Task instructions:
From the listing below, return each line that includes "Quadriparesis".

☆ ☆ ☆ ☆ ☆ ☆ ☆

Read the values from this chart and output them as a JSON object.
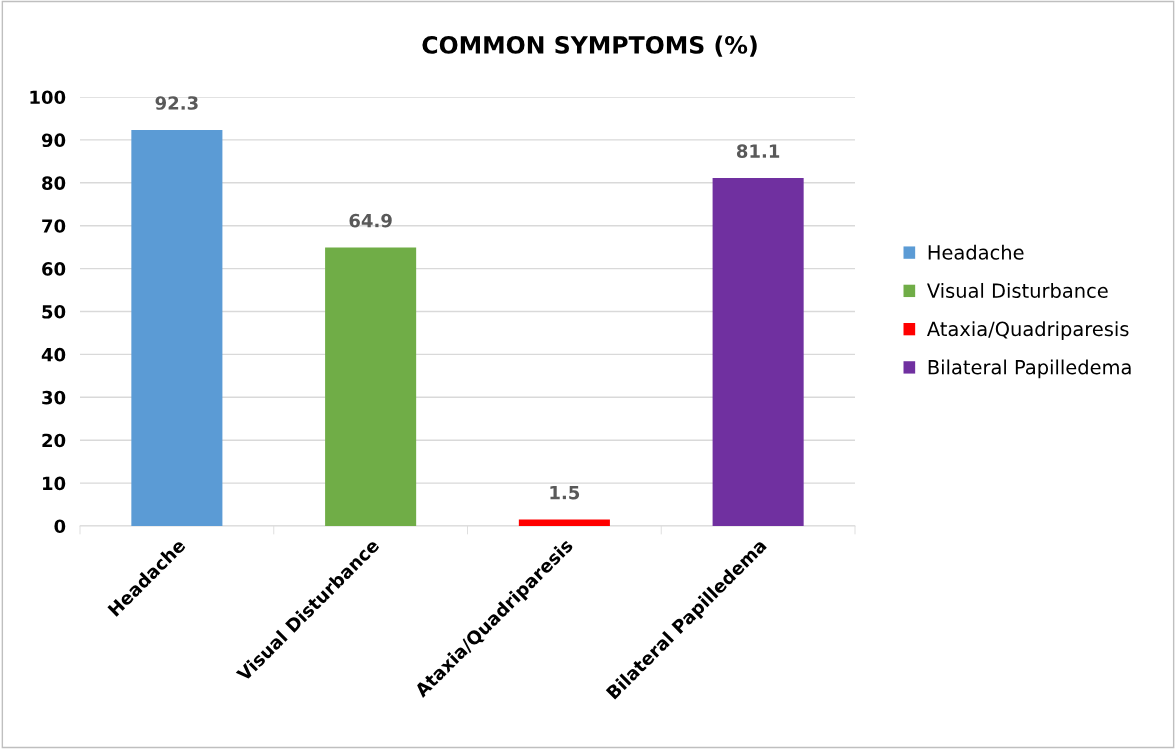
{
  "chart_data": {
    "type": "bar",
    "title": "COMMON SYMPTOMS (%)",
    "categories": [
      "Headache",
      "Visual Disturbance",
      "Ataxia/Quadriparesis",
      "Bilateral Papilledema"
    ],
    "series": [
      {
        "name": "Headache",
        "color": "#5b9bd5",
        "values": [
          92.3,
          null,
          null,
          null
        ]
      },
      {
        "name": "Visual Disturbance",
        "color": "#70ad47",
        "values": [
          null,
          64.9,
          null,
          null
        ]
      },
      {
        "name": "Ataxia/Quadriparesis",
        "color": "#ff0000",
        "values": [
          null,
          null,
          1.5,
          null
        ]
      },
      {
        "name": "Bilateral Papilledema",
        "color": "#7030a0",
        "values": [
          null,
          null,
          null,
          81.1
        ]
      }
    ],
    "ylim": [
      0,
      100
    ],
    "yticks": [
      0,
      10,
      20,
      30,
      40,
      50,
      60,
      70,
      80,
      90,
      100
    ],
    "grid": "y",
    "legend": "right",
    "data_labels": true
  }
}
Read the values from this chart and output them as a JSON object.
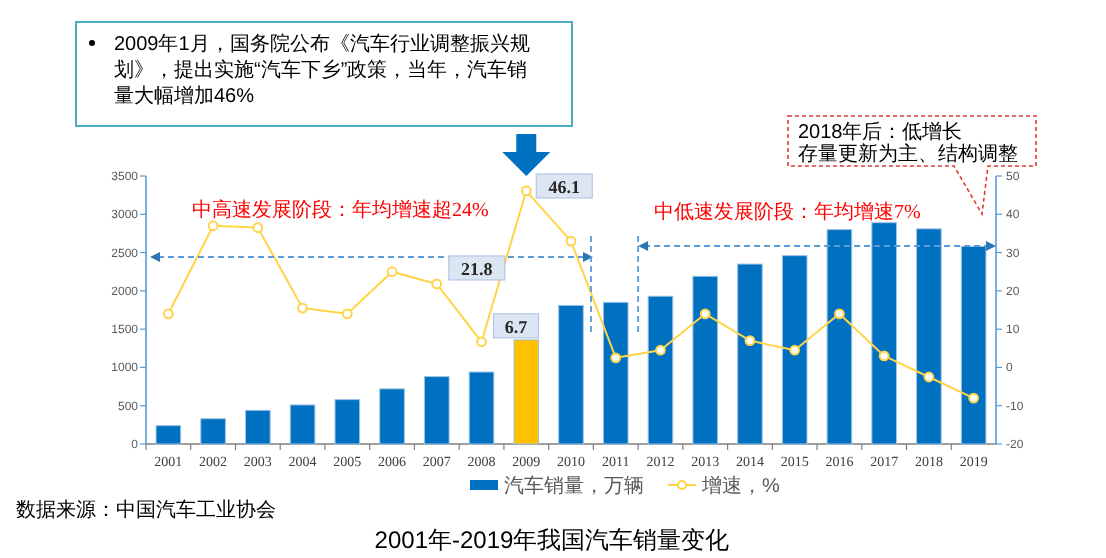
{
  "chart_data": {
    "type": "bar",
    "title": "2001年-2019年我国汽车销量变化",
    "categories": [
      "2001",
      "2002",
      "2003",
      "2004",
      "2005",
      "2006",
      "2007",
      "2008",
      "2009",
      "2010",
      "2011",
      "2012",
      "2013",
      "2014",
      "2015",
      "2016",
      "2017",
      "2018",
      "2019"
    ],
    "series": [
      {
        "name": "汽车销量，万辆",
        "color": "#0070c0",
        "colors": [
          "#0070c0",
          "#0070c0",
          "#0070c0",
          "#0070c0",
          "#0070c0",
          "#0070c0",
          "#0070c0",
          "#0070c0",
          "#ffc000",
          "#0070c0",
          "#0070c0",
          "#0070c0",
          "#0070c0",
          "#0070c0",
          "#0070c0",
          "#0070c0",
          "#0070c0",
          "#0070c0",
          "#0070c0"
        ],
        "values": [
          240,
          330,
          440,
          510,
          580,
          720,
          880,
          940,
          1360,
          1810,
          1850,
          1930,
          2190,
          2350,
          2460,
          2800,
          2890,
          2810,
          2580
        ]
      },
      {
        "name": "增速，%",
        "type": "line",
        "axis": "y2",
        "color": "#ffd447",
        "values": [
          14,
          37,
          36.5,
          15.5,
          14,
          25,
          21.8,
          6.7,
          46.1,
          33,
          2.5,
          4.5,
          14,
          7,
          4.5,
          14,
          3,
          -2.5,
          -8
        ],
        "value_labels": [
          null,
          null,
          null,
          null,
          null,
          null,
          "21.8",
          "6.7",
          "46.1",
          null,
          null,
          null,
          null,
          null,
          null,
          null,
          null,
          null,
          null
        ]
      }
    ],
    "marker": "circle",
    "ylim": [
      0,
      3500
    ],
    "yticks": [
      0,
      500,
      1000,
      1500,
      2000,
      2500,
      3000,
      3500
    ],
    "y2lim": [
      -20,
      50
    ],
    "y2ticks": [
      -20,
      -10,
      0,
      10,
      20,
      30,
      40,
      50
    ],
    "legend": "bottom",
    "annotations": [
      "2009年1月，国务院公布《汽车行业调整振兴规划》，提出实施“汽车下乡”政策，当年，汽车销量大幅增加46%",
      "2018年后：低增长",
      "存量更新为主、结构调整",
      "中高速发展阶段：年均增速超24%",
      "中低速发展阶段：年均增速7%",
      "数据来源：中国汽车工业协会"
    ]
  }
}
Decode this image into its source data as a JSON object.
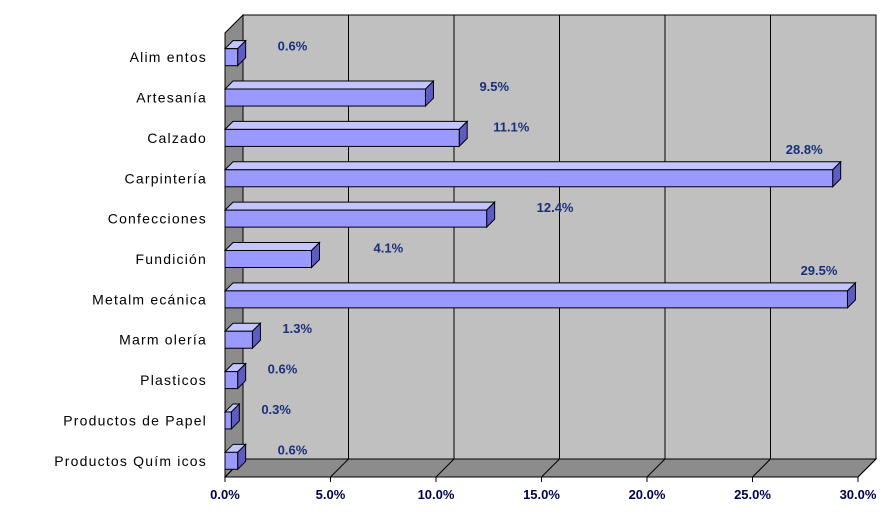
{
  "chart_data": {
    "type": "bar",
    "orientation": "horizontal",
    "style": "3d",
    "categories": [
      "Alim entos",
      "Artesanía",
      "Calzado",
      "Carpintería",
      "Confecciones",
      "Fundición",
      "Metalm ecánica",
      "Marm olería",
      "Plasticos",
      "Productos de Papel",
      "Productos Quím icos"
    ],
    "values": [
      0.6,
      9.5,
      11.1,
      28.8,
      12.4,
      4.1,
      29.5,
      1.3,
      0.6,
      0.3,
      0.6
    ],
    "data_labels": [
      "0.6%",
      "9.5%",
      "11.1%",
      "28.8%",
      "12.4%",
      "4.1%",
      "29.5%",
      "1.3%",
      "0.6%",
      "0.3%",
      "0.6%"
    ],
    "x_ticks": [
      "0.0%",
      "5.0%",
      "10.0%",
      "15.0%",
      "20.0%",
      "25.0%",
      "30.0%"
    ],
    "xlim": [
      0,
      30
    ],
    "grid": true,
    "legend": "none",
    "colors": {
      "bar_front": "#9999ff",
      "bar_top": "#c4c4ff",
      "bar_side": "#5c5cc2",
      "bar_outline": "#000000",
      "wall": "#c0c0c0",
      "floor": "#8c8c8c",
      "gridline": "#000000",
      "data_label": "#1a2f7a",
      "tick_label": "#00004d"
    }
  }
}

☆ ☆ ☆ ☆ ☆ ☆ ☆

Answer to this problem:
      "Ataxia/Quadriparesis",
        "name": "Ataxia/Quadriparesis",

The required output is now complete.